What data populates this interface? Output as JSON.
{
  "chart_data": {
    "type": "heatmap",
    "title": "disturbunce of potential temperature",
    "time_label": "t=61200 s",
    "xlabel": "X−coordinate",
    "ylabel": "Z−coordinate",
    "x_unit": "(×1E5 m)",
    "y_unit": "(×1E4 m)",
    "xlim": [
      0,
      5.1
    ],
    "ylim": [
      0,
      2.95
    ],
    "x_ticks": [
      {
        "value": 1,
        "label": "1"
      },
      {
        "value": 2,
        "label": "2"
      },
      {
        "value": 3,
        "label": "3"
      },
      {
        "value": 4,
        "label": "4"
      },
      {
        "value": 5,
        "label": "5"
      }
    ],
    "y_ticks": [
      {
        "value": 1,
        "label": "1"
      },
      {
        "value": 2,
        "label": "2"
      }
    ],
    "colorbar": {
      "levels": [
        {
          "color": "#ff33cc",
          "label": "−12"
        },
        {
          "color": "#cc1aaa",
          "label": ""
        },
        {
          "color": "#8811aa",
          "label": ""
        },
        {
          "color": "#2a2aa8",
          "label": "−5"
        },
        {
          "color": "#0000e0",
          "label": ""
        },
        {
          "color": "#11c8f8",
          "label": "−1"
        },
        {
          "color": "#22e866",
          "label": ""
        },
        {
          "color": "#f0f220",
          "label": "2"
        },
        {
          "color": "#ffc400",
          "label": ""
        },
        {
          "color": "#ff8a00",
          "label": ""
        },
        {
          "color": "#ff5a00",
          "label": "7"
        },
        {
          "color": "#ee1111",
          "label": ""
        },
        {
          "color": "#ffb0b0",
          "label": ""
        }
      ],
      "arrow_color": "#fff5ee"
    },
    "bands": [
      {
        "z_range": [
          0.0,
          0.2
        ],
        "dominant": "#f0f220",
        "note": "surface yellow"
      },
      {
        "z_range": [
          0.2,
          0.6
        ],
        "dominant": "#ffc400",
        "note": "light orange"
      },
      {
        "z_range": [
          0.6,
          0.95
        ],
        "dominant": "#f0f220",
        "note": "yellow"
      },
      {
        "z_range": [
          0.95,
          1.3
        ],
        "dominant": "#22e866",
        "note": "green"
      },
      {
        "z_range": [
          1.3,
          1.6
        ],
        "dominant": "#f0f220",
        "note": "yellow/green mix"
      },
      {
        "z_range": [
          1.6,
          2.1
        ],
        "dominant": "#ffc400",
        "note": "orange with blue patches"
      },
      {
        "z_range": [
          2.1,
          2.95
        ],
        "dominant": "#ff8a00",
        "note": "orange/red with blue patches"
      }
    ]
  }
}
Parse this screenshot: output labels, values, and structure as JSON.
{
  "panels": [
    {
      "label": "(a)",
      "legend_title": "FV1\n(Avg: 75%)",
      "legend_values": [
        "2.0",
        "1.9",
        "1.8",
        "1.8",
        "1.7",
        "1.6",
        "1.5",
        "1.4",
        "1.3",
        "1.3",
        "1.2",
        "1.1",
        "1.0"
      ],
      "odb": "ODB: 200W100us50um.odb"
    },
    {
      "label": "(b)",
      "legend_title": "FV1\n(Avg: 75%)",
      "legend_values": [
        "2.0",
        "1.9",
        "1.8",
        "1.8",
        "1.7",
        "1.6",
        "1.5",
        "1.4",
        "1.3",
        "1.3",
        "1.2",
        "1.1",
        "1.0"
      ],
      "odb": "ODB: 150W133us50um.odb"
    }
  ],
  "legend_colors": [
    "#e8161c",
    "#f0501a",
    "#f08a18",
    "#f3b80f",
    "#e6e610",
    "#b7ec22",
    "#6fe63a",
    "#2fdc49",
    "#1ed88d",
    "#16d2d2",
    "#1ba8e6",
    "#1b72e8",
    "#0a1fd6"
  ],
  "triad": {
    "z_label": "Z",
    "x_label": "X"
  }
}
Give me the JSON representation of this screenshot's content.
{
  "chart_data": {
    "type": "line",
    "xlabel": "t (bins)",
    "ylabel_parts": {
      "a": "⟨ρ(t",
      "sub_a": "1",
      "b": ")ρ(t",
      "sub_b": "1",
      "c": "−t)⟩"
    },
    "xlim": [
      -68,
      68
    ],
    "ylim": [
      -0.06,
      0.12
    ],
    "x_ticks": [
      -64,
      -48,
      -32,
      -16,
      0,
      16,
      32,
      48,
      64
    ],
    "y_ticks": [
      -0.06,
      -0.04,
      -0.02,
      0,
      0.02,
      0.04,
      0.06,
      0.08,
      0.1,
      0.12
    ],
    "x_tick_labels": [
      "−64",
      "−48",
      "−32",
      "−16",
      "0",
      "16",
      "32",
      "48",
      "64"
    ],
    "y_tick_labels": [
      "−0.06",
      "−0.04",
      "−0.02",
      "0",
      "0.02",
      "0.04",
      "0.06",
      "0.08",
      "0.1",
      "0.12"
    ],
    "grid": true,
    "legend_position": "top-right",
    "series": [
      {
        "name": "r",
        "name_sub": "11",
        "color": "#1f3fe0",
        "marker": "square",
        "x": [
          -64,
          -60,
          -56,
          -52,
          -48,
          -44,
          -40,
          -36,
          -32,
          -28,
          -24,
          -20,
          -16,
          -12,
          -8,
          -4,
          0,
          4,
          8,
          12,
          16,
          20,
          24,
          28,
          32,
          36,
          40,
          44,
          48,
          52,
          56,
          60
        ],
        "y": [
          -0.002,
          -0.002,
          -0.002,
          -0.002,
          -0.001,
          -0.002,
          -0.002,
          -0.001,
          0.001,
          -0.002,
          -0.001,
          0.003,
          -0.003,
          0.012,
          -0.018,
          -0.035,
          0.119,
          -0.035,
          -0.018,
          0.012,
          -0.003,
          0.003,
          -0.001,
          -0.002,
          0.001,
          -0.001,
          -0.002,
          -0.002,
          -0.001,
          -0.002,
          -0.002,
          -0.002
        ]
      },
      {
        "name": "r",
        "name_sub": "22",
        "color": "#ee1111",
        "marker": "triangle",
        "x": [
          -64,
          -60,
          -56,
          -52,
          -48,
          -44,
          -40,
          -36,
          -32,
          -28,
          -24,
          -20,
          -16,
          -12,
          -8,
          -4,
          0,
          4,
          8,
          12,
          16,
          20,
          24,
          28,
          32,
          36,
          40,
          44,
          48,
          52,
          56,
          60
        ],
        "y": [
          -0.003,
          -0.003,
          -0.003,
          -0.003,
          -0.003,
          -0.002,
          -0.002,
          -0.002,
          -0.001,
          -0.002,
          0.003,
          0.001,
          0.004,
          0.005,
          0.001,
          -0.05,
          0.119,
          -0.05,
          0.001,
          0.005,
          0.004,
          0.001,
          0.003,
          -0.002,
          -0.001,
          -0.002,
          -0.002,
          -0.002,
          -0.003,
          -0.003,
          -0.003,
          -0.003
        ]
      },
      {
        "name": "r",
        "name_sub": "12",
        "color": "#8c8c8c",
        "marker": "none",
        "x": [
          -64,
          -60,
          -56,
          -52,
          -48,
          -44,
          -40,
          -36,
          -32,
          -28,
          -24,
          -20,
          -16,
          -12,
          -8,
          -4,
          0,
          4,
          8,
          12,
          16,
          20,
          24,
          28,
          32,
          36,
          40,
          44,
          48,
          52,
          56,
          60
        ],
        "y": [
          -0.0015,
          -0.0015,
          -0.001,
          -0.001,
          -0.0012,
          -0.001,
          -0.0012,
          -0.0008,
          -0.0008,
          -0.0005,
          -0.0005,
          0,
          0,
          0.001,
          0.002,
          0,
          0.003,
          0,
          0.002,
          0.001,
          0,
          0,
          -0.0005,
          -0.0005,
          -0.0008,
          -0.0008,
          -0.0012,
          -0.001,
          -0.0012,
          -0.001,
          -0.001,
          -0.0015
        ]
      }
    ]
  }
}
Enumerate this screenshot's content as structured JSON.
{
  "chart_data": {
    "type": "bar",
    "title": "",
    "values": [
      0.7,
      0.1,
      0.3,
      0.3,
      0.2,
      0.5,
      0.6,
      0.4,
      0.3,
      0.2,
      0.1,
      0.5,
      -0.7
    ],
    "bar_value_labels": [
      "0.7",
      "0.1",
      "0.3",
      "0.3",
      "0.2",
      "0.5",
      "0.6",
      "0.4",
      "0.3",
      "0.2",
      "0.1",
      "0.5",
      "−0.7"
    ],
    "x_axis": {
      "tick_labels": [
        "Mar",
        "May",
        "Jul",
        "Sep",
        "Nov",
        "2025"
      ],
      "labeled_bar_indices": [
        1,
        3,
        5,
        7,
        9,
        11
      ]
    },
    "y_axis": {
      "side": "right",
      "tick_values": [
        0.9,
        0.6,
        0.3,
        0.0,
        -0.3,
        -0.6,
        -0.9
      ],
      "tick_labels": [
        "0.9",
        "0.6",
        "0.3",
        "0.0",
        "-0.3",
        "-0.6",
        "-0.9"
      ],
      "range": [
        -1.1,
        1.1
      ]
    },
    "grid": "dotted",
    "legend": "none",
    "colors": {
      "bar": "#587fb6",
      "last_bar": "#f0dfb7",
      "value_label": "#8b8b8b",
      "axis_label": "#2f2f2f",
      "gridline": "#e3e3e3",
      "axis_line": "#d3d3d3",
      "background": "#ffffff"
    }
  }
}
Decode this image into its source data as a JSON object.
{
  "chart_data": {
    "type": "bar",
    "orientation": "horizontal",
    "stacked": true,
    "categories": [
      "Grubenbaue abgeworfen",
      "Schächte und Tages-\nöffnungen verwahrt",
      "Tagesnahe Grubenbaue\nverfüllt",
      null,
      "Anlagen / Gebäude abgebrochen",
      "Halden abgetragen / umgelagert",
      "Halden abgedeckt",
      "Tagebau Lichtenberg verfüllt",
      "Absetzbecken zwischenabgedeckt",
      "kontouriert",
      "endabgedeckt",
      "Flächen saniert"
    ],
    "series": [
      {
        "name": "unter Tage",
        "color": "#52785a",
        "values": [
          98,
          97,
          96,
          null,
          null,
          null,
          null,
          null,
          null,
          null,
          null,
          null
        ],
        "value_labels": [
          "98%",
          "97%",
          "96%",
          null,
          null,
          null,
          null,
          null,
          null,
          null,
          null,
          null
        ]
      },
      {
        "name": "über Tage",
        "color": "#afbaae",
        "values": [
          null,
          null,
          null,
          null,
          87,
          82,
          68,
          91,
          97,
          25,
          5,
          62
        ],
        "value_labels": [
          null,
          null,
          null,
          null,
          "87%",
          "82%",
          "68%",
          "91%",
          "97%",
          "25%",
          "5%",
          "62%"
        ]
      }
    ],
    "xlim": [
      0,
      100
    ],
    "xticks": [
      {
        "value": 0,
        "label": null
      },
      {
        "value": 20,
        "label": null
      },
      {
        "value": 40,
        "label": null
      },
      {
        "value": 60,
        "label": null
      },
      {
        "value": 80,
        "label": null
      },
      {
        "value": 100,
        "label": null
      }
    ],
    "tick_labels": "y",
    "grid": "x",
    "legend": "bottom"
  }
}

----

**Set task:**
Whichever lines contain the string "patches", select and copy them.

**Output for this task:**
        "note": "orange with blue patches"
        "note": "orange/red with blue patches"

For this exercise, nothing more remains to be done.